* _GIVEN INFORMATION_
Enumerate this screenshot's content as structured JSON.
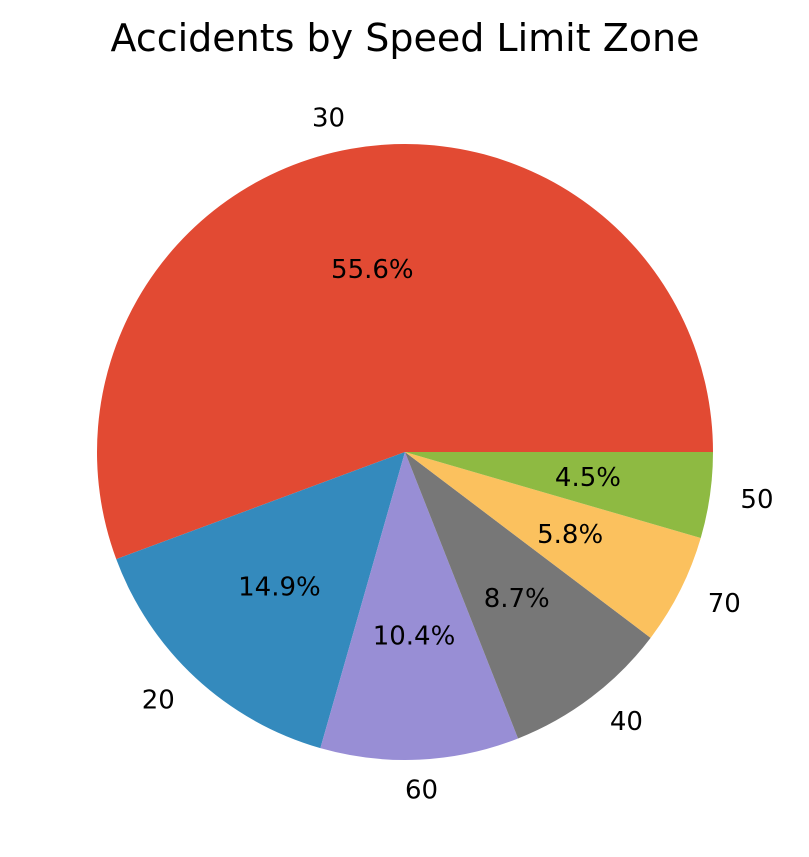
{
  "chart_data": {
    "type": "pie",
    "title": "Accidents by Speed Limit Zone",
    "start_angle_deg": 0,
    "direction": "counterclockwise",
    "slices": [
      {
        "label": "30",
        "value": 55.6,
        "pct_text": "55.6%",
        "color": "#E24A33"
      },
      {
        "label": "20",
        "value": 14.9,
        "pct_text": "14.9%",
        "color": "#348ABD"
      },
      {
        "label": "60",
        "value": 10.4,
        "pct_text": "10.4%",
        "color": "#988ED5"
      },
      {
        "label": "40",
        "value": 8.7,
        "pct_text": "8.7%",
        "color": "#777777"
      },
      {
        "label": "70",
        "value": 5.8,
        "pct_text": "5.8%",
        "color": "#FBC15E"
      },
      {
        "label": "50",
        "value": 4.5,
        "pct_text": "4.5%",
        "color": "#8EBA42"
      }
    ]
  }
}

* _TASK DETAILS_
In the entries above, how many lines contain the word "color"? Answer with the number only.

* _THE OUTPUT_
6